STATED TASK -> Output every line below without omitting or altering anything.

[begin DATA FOR THIS TASK]

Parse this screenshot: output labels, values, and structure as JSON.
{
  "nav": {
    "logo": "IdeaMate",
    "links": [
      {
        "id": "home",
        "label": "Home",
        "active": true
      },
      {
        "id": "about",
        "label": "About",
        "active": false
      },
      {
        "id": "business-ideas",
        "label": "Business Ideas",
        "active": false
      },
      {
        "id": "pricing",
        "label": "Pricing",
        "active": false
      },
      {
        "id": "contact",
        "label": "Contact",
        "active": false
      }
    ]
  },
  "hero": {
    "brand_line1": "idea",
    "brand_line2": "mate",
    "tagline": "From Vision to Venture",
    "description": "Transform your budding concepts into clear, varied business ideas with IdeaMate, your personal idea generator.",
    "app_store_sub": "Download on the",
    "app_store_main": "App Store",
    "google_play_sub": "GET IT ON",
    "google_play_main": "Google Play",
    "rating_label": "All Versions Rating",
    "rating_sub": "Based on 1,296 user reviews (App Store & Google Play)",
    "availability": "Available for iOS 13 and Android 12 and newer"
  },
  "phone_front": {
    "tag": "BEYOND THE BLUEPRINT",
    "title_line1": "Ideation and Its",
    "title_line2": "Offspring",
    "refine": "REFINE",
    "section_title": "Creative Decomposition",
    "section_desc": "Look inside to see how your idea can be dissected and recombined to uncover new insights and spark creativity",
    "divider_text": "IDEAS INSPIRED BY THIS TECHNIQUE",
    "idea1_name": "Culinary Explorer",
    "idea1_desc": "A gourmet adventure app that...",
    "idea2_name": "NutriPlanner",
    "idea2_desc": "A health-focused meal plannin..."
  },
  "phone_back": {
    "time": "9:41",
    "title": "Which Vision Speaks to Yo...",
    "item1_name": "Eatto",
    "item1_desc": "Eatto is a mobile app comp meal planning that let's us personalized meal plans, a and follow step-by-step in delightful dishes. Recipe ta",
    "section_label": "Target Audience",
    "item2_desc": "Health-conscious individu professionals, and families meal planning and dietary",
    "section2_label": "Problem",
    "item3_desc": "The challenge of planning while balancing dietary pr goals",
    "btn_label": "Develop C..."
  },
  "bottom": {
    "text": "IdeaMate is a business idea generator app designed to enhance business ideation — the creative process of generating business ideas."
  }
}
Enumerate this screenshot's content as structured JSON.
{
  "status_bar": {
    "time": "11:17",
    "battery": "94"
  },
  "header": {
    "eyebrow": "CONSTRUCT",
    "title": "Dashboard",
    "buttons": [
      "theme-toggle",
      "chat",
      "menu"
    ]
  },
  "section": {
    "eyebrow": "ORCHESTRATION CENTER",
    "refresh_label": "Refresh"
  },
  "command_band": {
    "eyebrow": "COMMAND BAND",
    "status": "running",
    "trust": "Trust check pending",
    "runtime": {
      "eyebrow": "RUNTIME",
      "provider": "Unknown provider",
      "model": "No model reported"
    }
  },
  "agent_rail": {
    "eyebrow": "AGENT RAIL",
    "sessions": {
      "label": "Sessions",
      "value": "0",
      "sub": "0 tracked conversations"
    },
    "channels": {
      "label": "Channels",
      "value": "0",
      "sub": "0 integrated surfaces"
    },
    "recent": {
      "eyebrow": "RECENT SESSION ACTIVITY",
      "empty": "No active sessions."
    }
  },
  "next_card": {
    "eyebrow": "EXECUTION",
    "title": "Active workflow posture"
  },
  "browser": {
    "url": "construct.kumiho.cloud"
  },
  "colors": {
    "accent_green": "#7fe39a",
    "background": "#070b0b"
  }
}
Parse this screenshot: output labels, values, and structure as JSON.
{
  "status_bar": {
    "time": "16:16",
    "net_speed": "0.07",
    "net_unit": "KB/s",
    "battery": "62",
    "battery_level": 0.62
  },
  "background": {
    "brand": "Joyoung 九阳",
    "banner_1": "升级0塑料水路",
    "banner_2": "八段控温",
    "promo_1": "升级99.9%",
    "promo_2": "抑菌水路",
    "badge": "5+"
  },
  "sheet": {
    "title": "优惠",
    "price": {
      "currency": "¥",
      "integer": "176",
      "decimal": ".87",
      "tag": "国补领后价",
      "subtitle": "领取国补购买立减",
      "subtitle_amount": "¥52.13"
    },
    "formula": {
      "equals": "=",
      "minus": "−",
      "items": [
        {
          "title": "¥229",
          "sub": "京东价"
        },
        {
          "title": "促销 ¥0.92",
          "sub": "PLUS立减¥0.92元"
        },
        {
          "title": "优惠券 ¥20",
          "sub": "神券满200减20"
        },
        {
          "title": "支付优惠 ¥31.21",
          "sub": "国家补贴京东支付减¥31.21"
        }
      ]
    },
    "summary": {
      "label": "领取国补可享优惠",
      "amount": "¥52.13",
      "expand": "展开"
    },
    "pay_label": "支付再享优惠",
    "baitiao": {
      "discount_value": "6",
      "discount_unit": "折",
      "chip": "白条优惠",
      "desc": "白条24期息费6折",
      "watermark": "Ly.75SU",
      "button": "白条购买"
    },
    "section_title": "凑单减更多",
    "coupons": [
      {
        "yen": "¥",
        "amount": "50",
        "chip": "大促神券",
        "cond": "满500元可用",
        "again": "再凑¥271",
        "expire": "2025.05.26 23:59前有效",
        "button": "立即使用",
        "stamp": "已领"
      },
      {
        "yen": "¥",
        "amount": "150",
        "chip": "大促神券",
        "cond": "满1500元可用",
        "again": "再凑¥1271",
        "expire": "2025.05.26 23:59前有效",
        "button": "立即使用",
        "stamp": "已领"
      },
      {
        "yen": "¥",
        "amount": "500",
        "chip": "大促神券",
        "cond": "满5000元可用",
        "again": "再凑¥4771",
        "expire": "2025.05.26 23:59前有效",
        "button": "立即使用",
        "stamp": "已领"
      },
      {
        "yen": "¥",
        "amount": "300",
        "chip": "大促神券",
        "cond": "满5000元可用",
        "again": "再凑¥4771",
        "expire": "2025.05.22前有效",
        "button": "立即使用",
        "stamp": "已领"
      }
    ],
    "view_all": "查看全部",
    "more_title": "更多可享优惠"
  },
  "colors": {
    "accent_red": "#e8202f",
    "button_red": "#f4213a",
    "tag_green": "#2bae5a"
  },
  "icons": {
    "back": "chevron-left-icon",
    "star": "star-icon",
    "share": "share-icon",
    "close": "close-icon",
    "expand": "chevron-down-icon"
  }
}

[end DATA FOR THIS TASK]

THE RESULT ->
Parse this screenshot: output labels, values, and structure as JSON.
{
  "nav": {
    "logo": "IdeaMate",
    "links": [
      {
        "id": "home",
        "label": "Home",
        "active": true
      },
      {
        "id": "about",
        "label": "About",
        "active": false
      },
      {
        "id": "business-ideas",
        "label": "Business Ideas",
        "active": false
      },
      {
        "id": "pricing",
        "label": "Pricing",
        "active": false
      },
      {
        "id": "contact",
        "label": "Contact",
        "active": false
      }
    ]
  },
  "hero": {
    "brand_line1": "idea",
    "brand_line2": "mate",
    "tagline": "From Vision to Venture",
    "description": "Transform your budding concepts into clear, varied business ideas with IdeaMate, your personal idea generator.",
    "app_store_sub": "Download on the",
    "app_store_main": "App Store",
    "google_play_sub": "GET IT ON",
    "google_play_main": "Google Play",
    "rating_label": "All Versions Rating",
    "rating_sub": "Based on 1,296 user reviews (App Store & Google Play)",
    "availability": "Available for iOS 13 and Android 12 and newer"
  },
  "phone_front": {
    "tag": "BEYOND THE BLUEPRINT",
    "title_line1": "Ideation and Its",
    "title_line2": "Offspring",
    "refine": "REFINE",
    "section_title": "Creative Decomposition",
    "section_desc": "Look inside to see how your idea can be dissected and recombined to uncover new insights and spark creativity",
    "divider_text": "IDEAS INSPIRED BY THIS TECHNIQUE",
    "idea1_name": "Culinary Explorer",
    "idea1_desc": "A gourmet adventure app that...",
    "idea2_name": "NutriPlanner",
    "idea2_desc": "A health-focused meal plannin..."
  },
  "phone_back": {
    "time": "9:41",
    "title": "Which Vision Speaks to Yo...",
    "item1_name": "Eatto",
    "item1_desc": "Eatto is a mobile app comp meal planning that let's us personalized meal plans, a and follow step-by-step in delightful dishes. Recipe ta",
    "section_label": "Target Audience",
    "item2_desc": "Health-conscious individu professionals, and families meal planning and dietary",
    "section2_label": "Problem",
    "item3_desc": "The challenge of planning while balancing dietary pr goals",
    "btn_label": "Develop C..."
  },
  "bottom": {
    "text": "IdeaMate is a business idea generator app designed to enhance business ideation — the creative process of generating business ideas."
  }
}
Enumerate this screenshot's content as structured JSON.
{
  "status_bar": {
    "time": "11:17",
    "battery": "94"
  },
  "header": {
    "eyebrow": "CONSTRUCT",
    "title": "Dashboard",
    "buttons": [
      "theme-toggle",
      "chat",
      "menu"
    ]
  },
  "section": {
    "eyebrow": "ORCHESTRATION CENTER",
    "refresh_label": "Refresh"
  },
  "command_band": {
    "eyebrow": "COMMAND BAND",
    "status": "running",
    "trust": "Trust check pending",
    "runtime": {
      "eyebrow": "RUNTIME",
      "provider": "Unknown provider",
      "model": "No model reported"
    }
  },
  "agent_rail": {
    "eyebrow": "AGENT RAIL",
    "sessions": {
      "label": "Sessions",
      "value": "0",
      "sub": "0 tracked conversations"
    },
    "channels": {
      "label": "Channels",
      "value": "0",
      "sub": "0 integrated surfaces"
    },
    "recent": {
      "eyebrow": "RECENT SESSION ACTIVITY",
      "empty": "No active sessions."
    }
  },
  "next_card": {
    "eyebrow": "EXECUTION",
    "title": "Active workflow posture"
  },
  "browser": {
    "url": "construct.kumiho.cloud"
  },
  "colors": {
    "accent_green": "#7fe39a",
    "background": "#070b0b"
  }
}
Parse this screenshot: output labels, values, and structure as JSON.
{
  "status_bar": {
    "time": "16:16",
    "net_speed": "0.07",
    "net_unit": "KB/s",
    "battery": "62",
    "battery_level": 0.62
  },
  "background": {
    "brand": "Joyoung 九阳",
    "banner_1": "升级0塑料水路",
    "banner_2": "八段控温",
    "promo_1": "升级99.9%",
    "promo_2": "抑菌水路",
    "badge": "5+"
  },
  "sheet": {
    "title": "优惠",
    "price": {
      "currency": "¥",
      "integer": "176",
      "decimal": ".87",
      "tag": "国补领后价",
      "subtitle": "领取国补购买立减",
      "subtitle_amount": "¥52.13"
    },
    "formula": {
      "equals": "=",
      "minus": "−",
      "items": [
        {
          "title": "¥229",
          "sub": "京东价"
        },
        {
          "title": "促销 ¥0.92",
          "sub": "PLUS立减¥0.92元"
        },
        {
          "title": "优惠券 ¥20",
          "sub": "神券满200减20"
        },
        {
          "title": "支付优惠 ¥31.21",
          "sub": "国家补贴京东支付减¥31.21"
        }
      ]
    },
    "summary": {
      "label": "领取国补可享优惠",
      "amount": "¥52.13",
      "expand": "展开"
    },
    "pay_label": "支付再享优惠",
    "baitiao": {
      "discount_value": "6",
      "discount_unit": "折",
      "chip": "白条优惠",
      "desc": "白条24期息费6折",
      "watermark": "Ly.75SU",
      "button": "白条购买"
    },
    "section_title": "凑单减更多",
    "coupons": [
      {
        "yen": "¥",
        "amount": "50",
        "chip": "大促神券",
        "cond": "满500元可用",
        "again": "再凑¥271",
        "expire": "2025.05.26 23:59前有效",
        "button": "立即使用",
        "stamp": "已领"
      },
      {
        "yen": "¥",
        "amount": "150",
        "chip": "大促神券",
        "cond": "满1500元可用",
        "again": "再凑¥1271",
        "expire": "2025.05.26 23:59前有效",
        "button": "立即使用",
        "stamp": "已领"
      },
      {
        "yen": "¥",
        "amount": "500",
        "chip": "大促神券",
        "cond": "满5000元可用",
        "again": "再凑¥4771",
        "expire": "2025.05.26 23:59前有效",
        "button": "立即使用",
        "stamp": "已领"
      },
      {
        "yen": "¥",
        "amount": "300",
        "chip": "大促神券",
        "cond": "满5000元可用",
        "again": "再凑¥4771",
        "expire": "2025.05.22前有效",
        "button": "立即使用",
        "stamp": "已领"
      }
    ],
    "view_all": "查看全部",
    "more_title": "更多可享优惠"
  },
  "colors": {
    "accent_red": "#e8202f",
    "button_red": "#f4213a",
    "tag_green": "#2bae5a"
  },
  "icons": {
    "back": "chevron-left-icon",
    "star": "star-icon",
    "share": "share-icon",
    "close": "close-icon",
    "expand": "chevron-down-icon"
  }
}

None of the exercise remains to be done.